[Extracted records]

(begin)

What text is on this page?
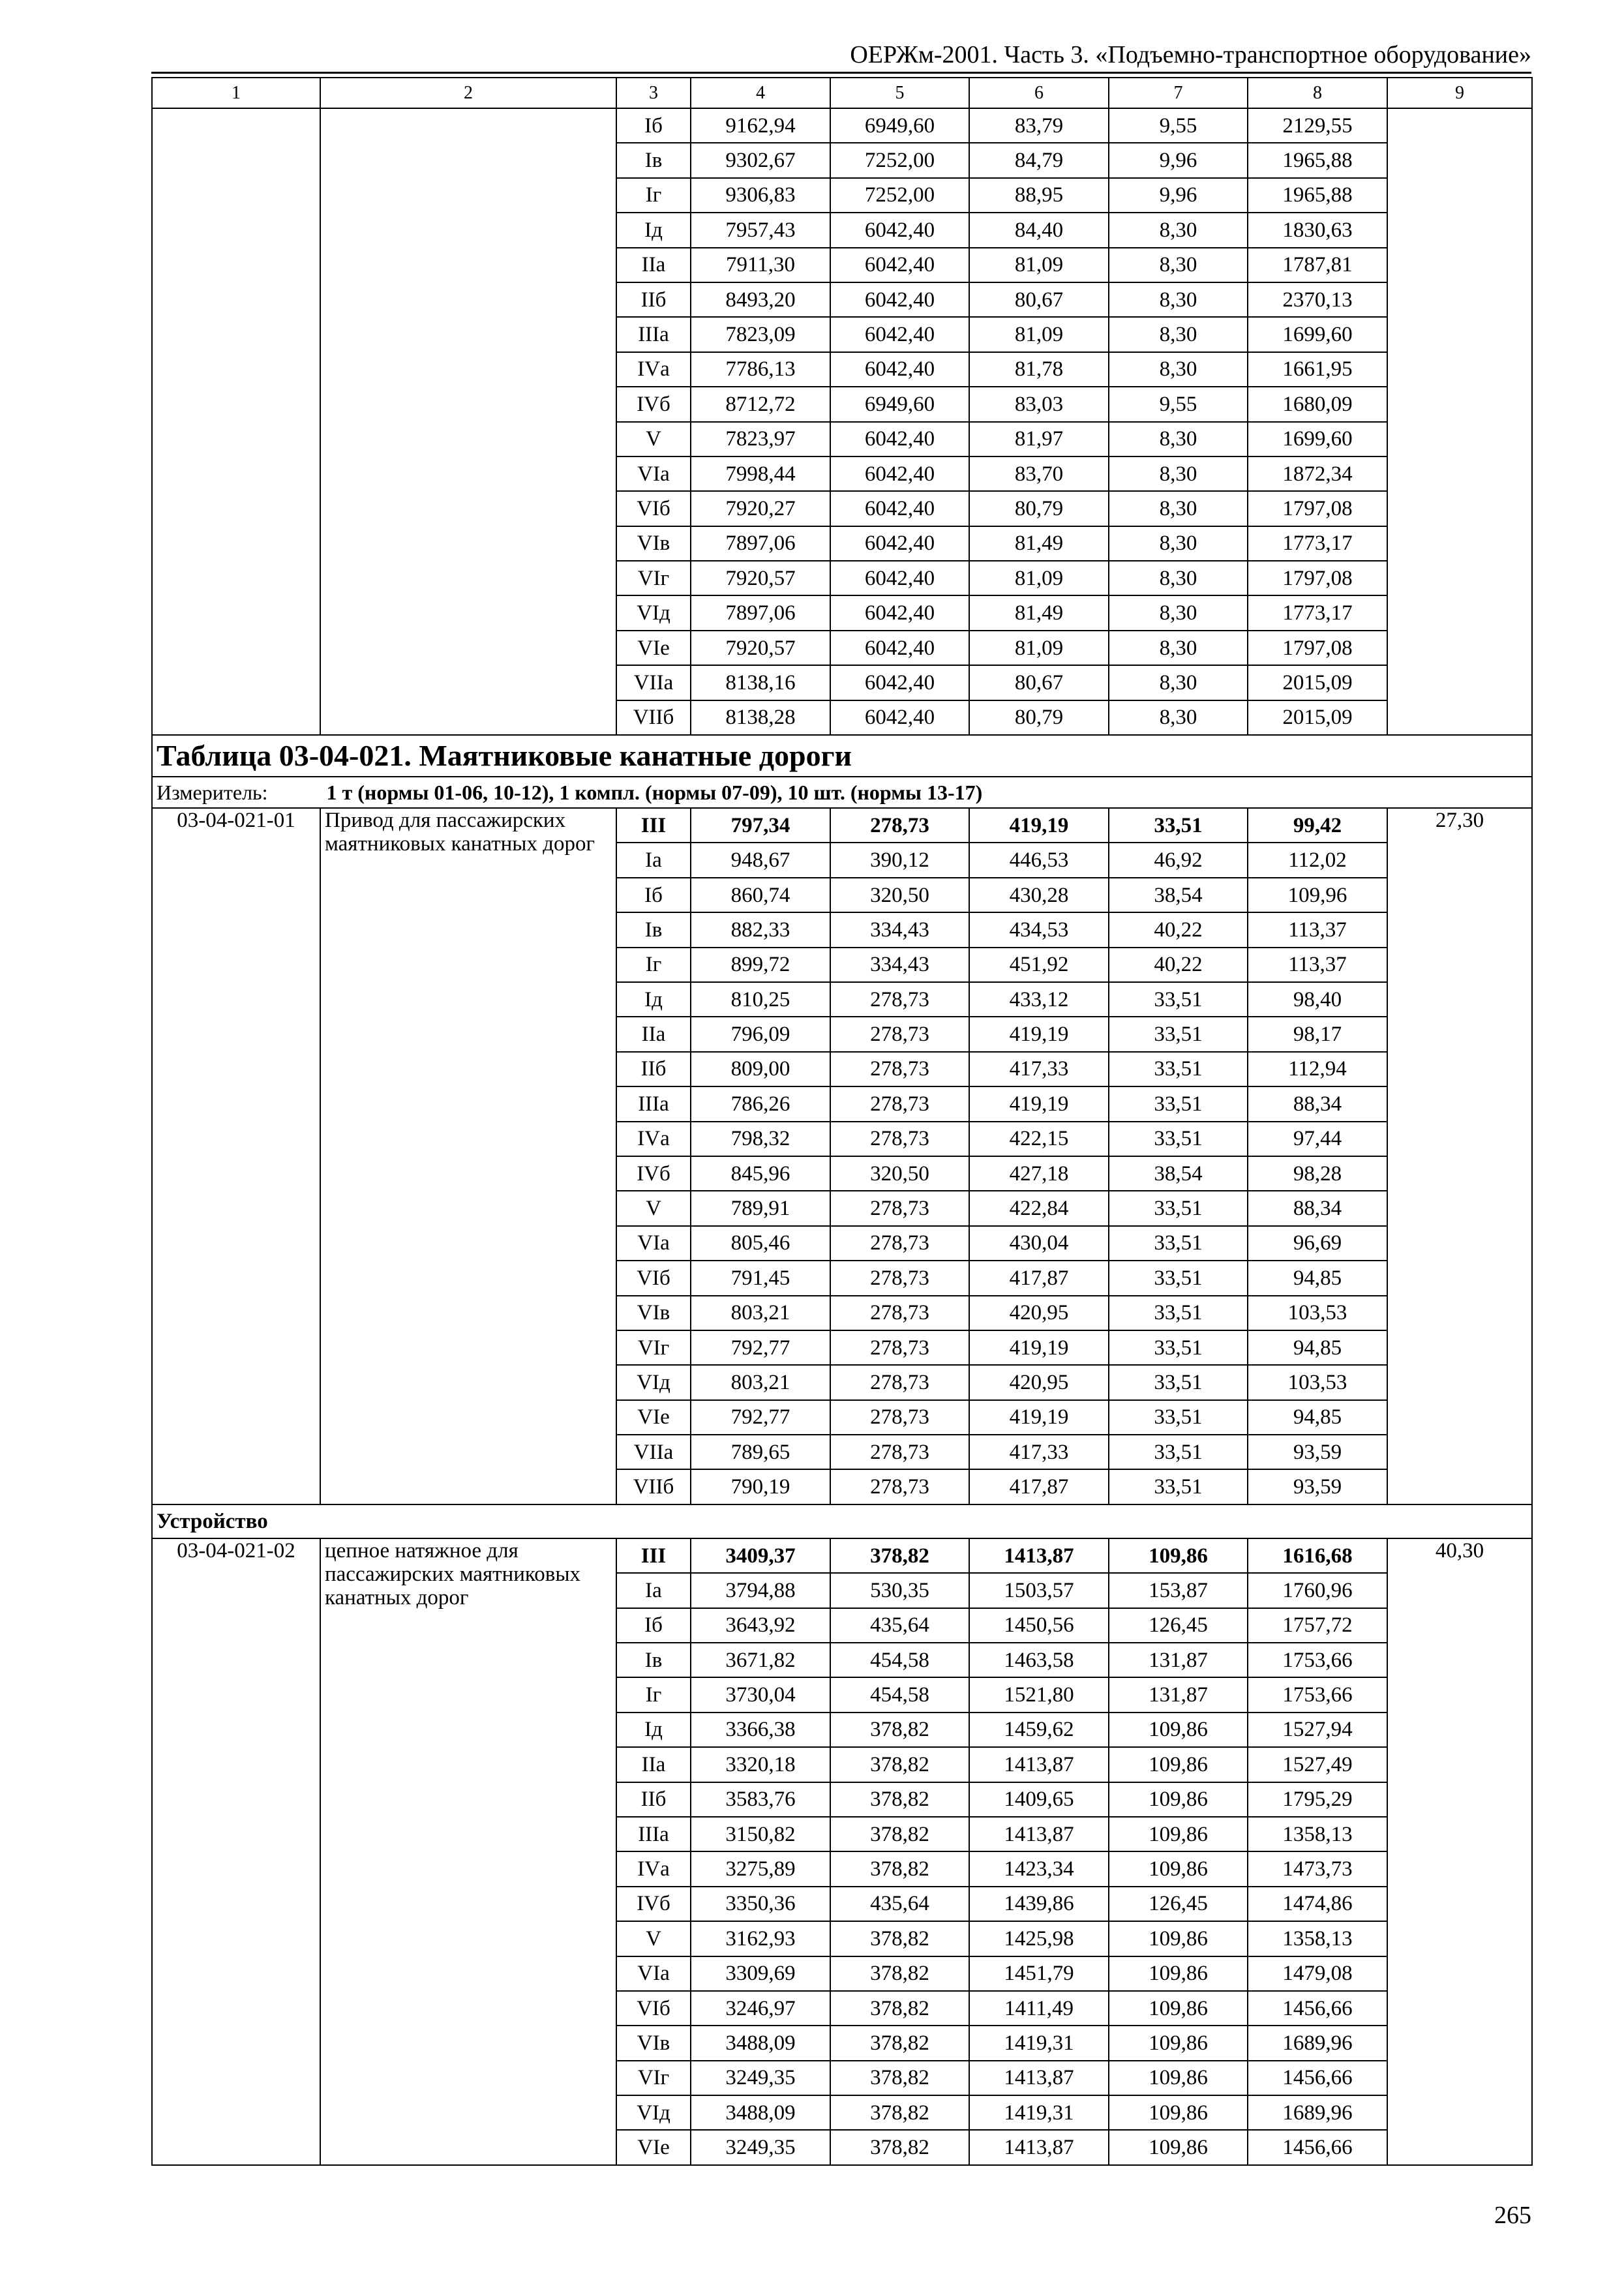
ОЕРЖм-2001. Часть 3. «Подъемно-транспортное оборудование»
1	2	3	4	5	6	7	8	9
		Iб	9162,94	6949,60	83,79	9,55	2129,55	
		Iв	9302,67	7252,00	84,79	9,96	1965,88	
		Iг	9306,83	7252,00	88,95	9,96	1965,88	
		Iд	7957,43	6042,40	84,40	8,30	1830,63	
		IIа	7911,30	6042,40	81,09	8,30	1787,81	
		IIб	8493,20	6042,40	80,67	8,30	2370,13	
		IIIа	7823,09	6042,40	81,09	8,30	1699,60	
		IVа	7786,13	6042,40	81,78	8,30	1661,95	
		IVб	8712,72	6949,60	83,03	9,55	1680,09	
		V	7823,97	6042,40	81,97	8,30	1699,60	
		VIа	7998,44	6042,40	83,70	8,30	1872,34	
		VIб	7920,27	6042,40	80,79	8,30	1797,08	
		VIв	7897,06	6042,40	81,49	8,30	1773,17	
		VIг	7920,57	6042,40	81,09	8,30	1797,08	
		VIд	7897,06	6042,40	81,49	8,30	1773,17	
		VIе	7920,57	6042,40	81,09	8,30	1797,08	
		VIIа	8138,16	6042,40	80,67	8,30	2015,09	
		VIIб	8138,28	6042,40	80,79	8,30	2015,09	
Таблица 03-04-021. Маятниковые канатные дороги								
Измеритель: 1 т (нормы 01-06, 10-12), 1 компл. (нормы 07-09), 10 шт. (нормы 13-17)								
03-04-021-01	Привод для пассажирских маятниковых канатных дорог	III	797,34	278,73	419,19	33,51	99,42	27,30
		Iа	948,67	390,12	446,53	46,92	112,02	
		Iб	860,74	320,50	430,28	38,54	109,96	
		Iв	882,33	334,43	434,53	40,22	113,37	
		Iг	899,72	334,43	451,92	40,22	113,37	
		Iд	810,25	278,73	433,12	33,51	98,40	
		IIа	796,09	278,73	419,19	33,51	98,17	
		IIб	809,00	278,73	417,33	33,51	112,94	
		IIIа	786,26	278,73	419,19	33,51	88,34	
		IVа	798,32	278,73	422,15	33,51	97,44	
		IVб	845,96	320,50	427,18	38,54	98,28	
		V	789,91	278,73	422,84	33,51	88,34	
		VIа	805,46	278,73	430,04	33,51	96,69	
		VIб	791,45	278,73	417,87	33,51	94,85	
		VIв	803,21	278,73	420,95	33,51	103,53	
		VIг	792,77	278,73	419,19	33,51	94,85	
		VIд	803,21	278,73	420,95	33,51	103,53	
		VIе	792,77	278,73	419,19	33,51	94,85	
		VIIа	789,65	278,73	417,33	33,51	93,59	
		VIIб	790,19	278,73	417,87	33,51	93,59	
Устройство								
03-04-021-02	цепное натяжное для пассажирских маятниковых канатных дорог	III	3409,37	378,82	1413,87	109,86	1616,68	40,30
		Iа	3794,88	530,35	1503,57	153,87	1760,96	
		Iб	3643,92	435,64	1450,56	126,45	1757,72	
		Iв	3671,82	454,58	1463,58	131,87	1753,66	
		Iг	3730,04	454,58	1521,80	131,87	1753,66	
		Iд	3366,38	378,82	1459,62	109,86	1527,94	
		IIа	3320,18	378,82	1413,87	109,86	1527,49	
		IIб	3583,76	378,82	1409,65	109,86	1795,29	
		IIIа	3150,82	378,82	1413,87	109,86	1358,13	
		IVа	3275,89	378,82	1423,34	109,86	1473,73	
		IVб	3350,36	435,64	1439,86	126,45	1474,86	
		V	3162,93	378,82	1425,98	109,86	1358,13	
		VIа	3309,69	378,82	1451,79	109,86	1479,08	
		VIб	3246,97	378,82	1411,49	109,86	1456,66	
		VIв	3488,09	378,82	1419,31	109,86	1689,96	
		VIг	3249,35	378,82	1413,87	109,86	1456,66	
		VIд	3488,09	378,82	1419,31	109,86	1689,96	
		VIе	3249,35	378,82	1413,87	109,86	1456,66	
265
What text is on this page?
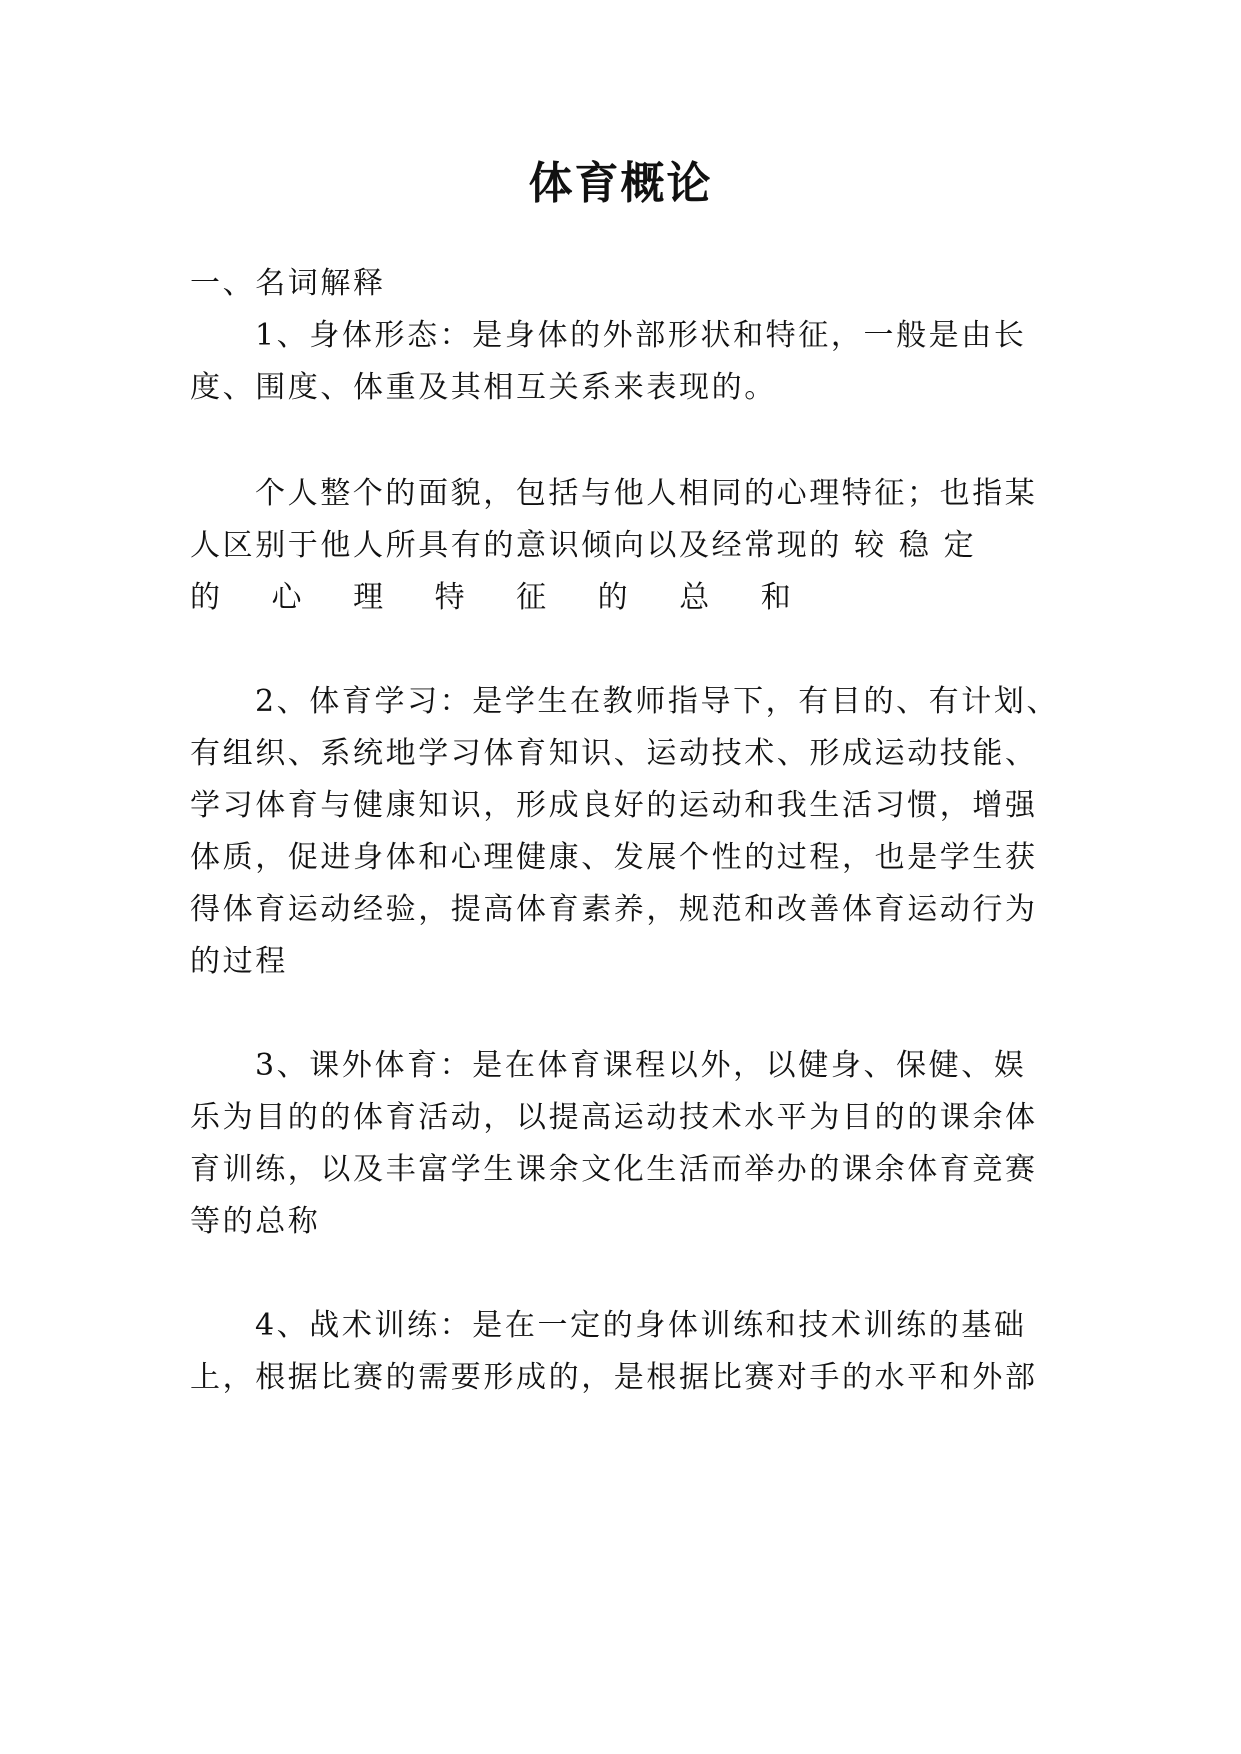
体育概论
一、名词解释
1、身体形态：是身体的外部形状和特征，一般是由长
度、围度、体重及其相互关系来表现的。
个人整个的面貌，包括与他人相同的心理特征；也指某
人区别于他人所具有的意识倾向以及经常现的 较 稳 定
的 心 理 特 征 的 总 和
2、体育学习：是学生在教师指导下，有目的、有计划、
有组织、系统地学习体育知识、运动技术、形成运动技能、
学习体育与健康知识，形成良好的运动和我生活习惯，增强
体质，促进身体和心理健康、发展个性的过程，也是学生获
得体育运动经验，提高体育素养，规范和改善体育运动行为
的过程
3、课外体育：是在体育课程以外，以健身、保健、娱
乐为目的的体育活动，以提高运动技术水平为目的的课余体
育训练，以及丰富学生课余文化生活而举办的课余体育竞赛
等的总称
4、战术训练：是在一定的身体训练和技术训练的基础
上，根据比赛的需要形成的，是根据比赛对手的水平和外部
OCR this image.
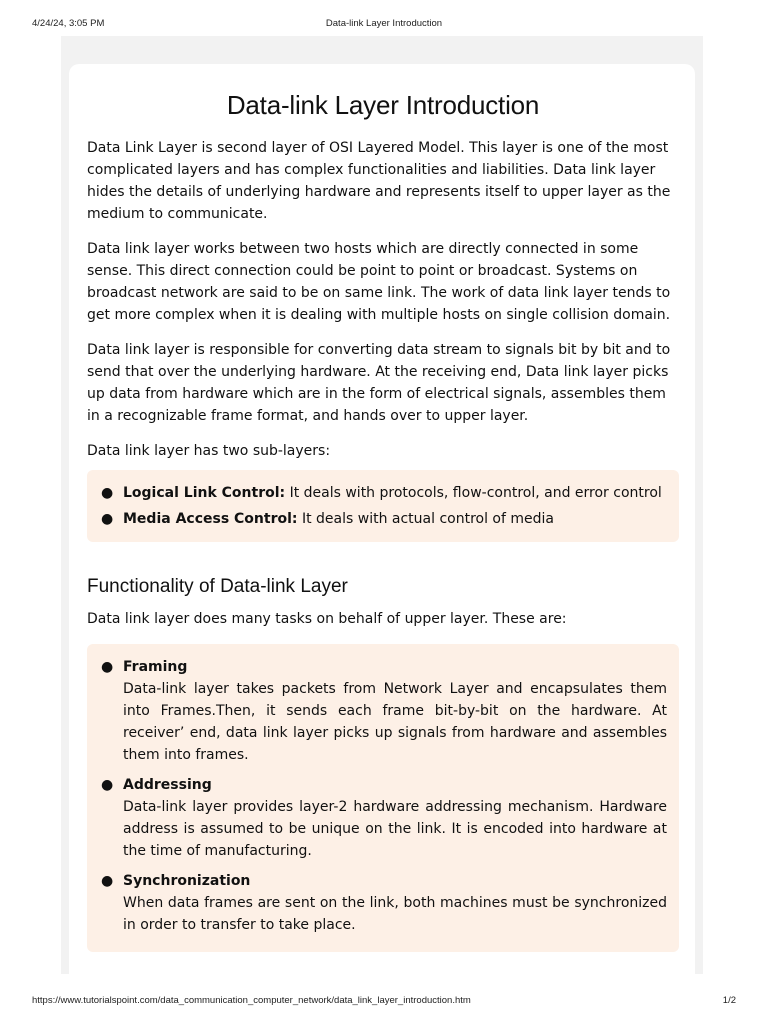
4/24/24, 3:05 PM	Data-link Layer Introduction
Data-link Layer Introduction

Data Link Layer is second layer of OSI Layered Model. This layer is one of the most complicated layers and has complex functionalities and liabilities. Data link layer hides the details of underlying hardware and represents itself to upper layer as the medium to communicate.

Data link layer works between two hosts which are directly connected in some sense. This direct connection could be point to point or broadcast. Systems on broadcast network are said to be on same link. The work of data link layer tends to get more complex when it is dealing with multiple hosts on single collision domain.

Data link layer is responsible for converting data stream to signals bit by bit and to send that over the underlying hardware. At the receiving end, Data link layer picks up data from hardware which are in the form of electrical signals, assembles them in a recognizable frame format, and hands over to upper layer.

Data link layer has two sub-layers:

● Logical Link Control: It deals with protocols, flow-control, and error control
● Media Access Control: It deals with actual control of media
Functionality of Data-link Layer

Data link layer does many tasks on behalf of upper layer. These are:

● Framing
Data-link layer takes packets from Network Layer and encapsulates them into Frames.Then, it sends each frame bit-by-bit on the hardware. At receiver’ end, data link layer picks up signals from hardware and assembles them into frames.
● Addressing
Data-link layer provides layer-2 hardware addressing mechanism. Hardware address is assumed to be unique on the link. It is encoded into hardware at the time of manufacturing.
● Synchronization
When data frames are sent on the link, both machines must be synchronized in order to transfer to take place.
https://www.tutorialspoint.com/data_communication_computer_network/data_link_layer_introduction.htm	1/2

(end)

■ **Aim**:
Using the material above, copy every line in which the string "underlying" occurs.

■ **Task answer**:
Data Link Layer is second layer of OSI Layered Model. This layer is one of the most complicated layers and has complex functionalities and liabilities. Data link layer hides the details of underlying hardware and represents itself to upper layer as the medium to communicate.
Data link layer is responsible for converting data stream to signals bit by bit and to send that over the underlying hardware. At the receiving end, Data link layer picks up data from hardware which are in the form of electrical signals, assembles them in a recognizable frame format, and hands over to upper layer.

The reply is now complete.